Saved entries
......
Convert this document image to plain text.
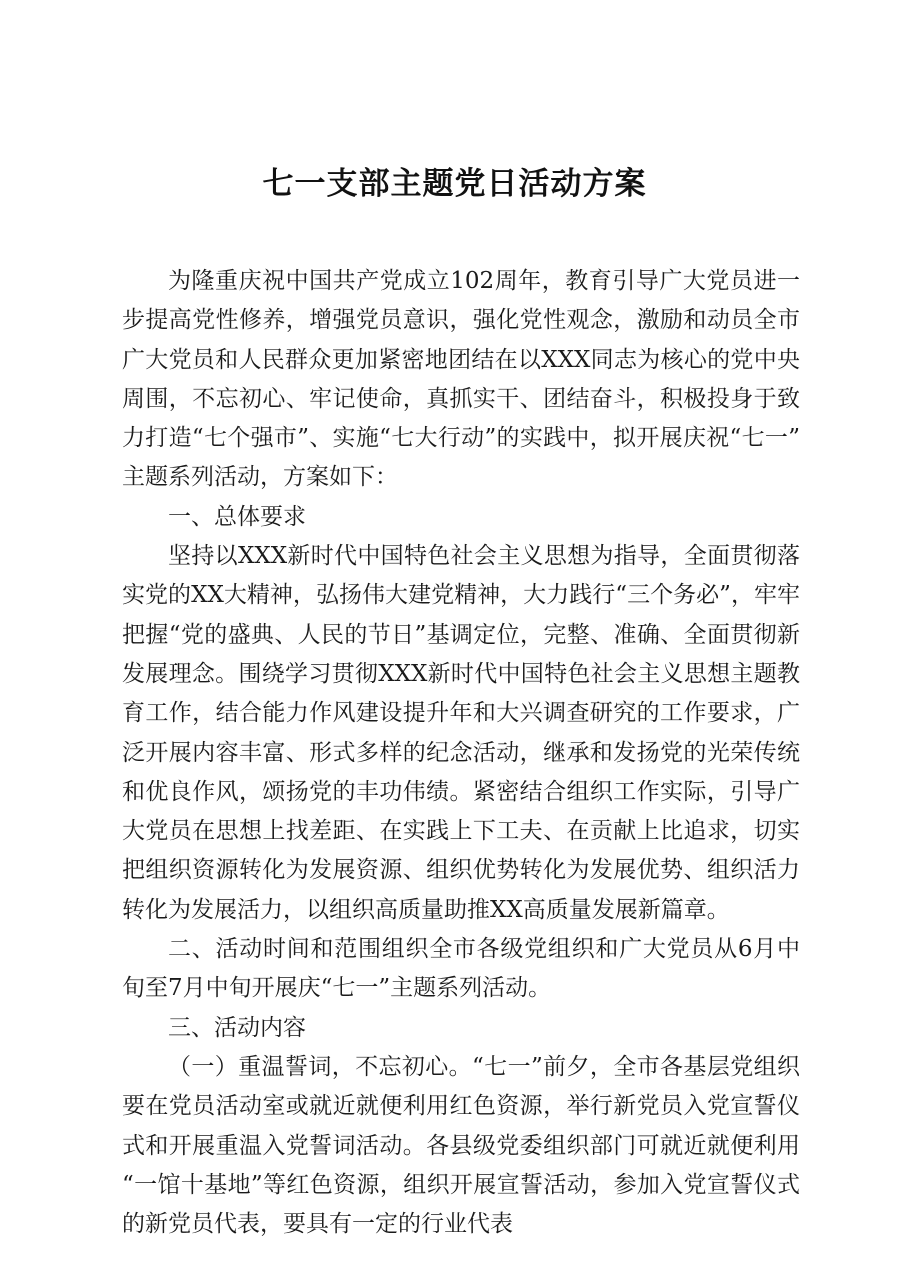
七一支部主题党日活动方案

为隆重庆祝中国共产党成立102周年，教育引导广大党员进一步提高党性修养，增强党员意识，强化党性观念，激励和动员全市广大党员和人民群众更加紧密地团结在以XXX同志为核心的党中央周围，不忘初心、牢记使命，真抓实干、团结奋斗，积极投身于致力打造“七个强市”、实施“七大行动”的实践中，拟开展庆祝“七一”主题系列活动，方案如下：

一、总体要求

坚持以XXX新时代中国特色社会主义思想为指导，全面贯彻落实党的XX大精神，弘扬伟大建党精神，大力践行“三个务必”，牢牢把握“党的盛典、人民的节日”基调定位，完整、准确、全面贯彻新发展理念。围绕学习贯彻XXX新时代中国特色社会主义思想主题教育工作，结合能力作风建设提升年和大兴调查研究的工作要求，广泛开展内容丰富、形式多样的纪念活动，继承和发扬党的光荣传统和优良作风，颂扬党的丰功伟绩。紧密结合组织工作实际，引导广大党员在思想上找差距、在实践上下工夫、在贡献上比追求，切实把组织资源转化为发展资源、组织优势转化为发展优势、组织活力转化为发展活力，以组织高质量助推XX高质量发展新篇章。

二、活动时间和范围组织全市各级党组织和广大党员从6月中旬至7月中旬开展庆“七一”主题系列活动。

三、活动内容

（一）重温誓词，不忘初心。“七一”前夕，全市各基层党组织要在党员活动室或就近就便利用红色资源，举行新党员入党宣誓仪式和开展重温入党誓词活动。各县级党委组织部门可就近就便利用“一馆十基地”等红色资源，组织开展宣誓活动，参加入党宣誓仪式的新党员代表，要具有一定的行业代表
......
[DIRECTIONS FOR THIS TASK]: Make a word-for-word copy of the entries, without any pictures.

[WRITTEN RESPONSE]:
Convert this document image to plain text.
七一支部主题党日活动方案

为隆重庆祝中国共产党成立102周年，教育引导广大党员进一步提高党性修养，增强党员意识，强化党性观念，激励和动员全市广大党员和人民群众更加紧密地团结在以XXX同志为核心的党中央周围，不忘初心、牢记使命，真抓实干、团结奋斗，积极投身于致力打造“七个强市”、实施“七大行动”的实践中，拟开展庆祝“七一”主题系列活动，方案如下：

一、总体要求

坚持以XXX新时代中国特色社会主义思想为指导，全面贯彻落实党的XX大精神，弘扬伟大建党精神，大力践行“三个务必”，牢牢把握“党的盛典、人民的节日”基调定位，完整、准确、全面贯彻新发展理念。围绕学习贯彻XXX新时代中国特色社会主义思想主题教育工作，结合能力作风建设提升年和大兴调查研究的工作要求，广泛开展内容丰富、形式多样的纪念活动，继承和发扬党的光荣传统和优良作风，颂扬党的丰功伟绩。紧密结合组织工作实际，引导广大党员在思想上找差距、在实践上下工夫、在贡献上比追求，切实把组织资源转化为发展资源、组织优势转化为发展优势、组织活力转化为发展活力，以组织高质量助推XX高质量发展新篇章。

二、活动时间和范围组织全市各级党组织和广大党员从6月中旬至7月中旬开展庆“七一”主题系列活动。

三、活动内容

（一）重温誓词，不忘初心。“七一”前夕，全市各基层党组织要在党员活动室或就近就便利用红色资源，举行新党员入党宣誓仪式和开展重温入党誓词活动。各县级党委组织部门可就近就便利用“一馆十基地”等红色资源，组织开展宣誓活动，参加入党宣誓仪式的新党员代表，要具有一定的行业代表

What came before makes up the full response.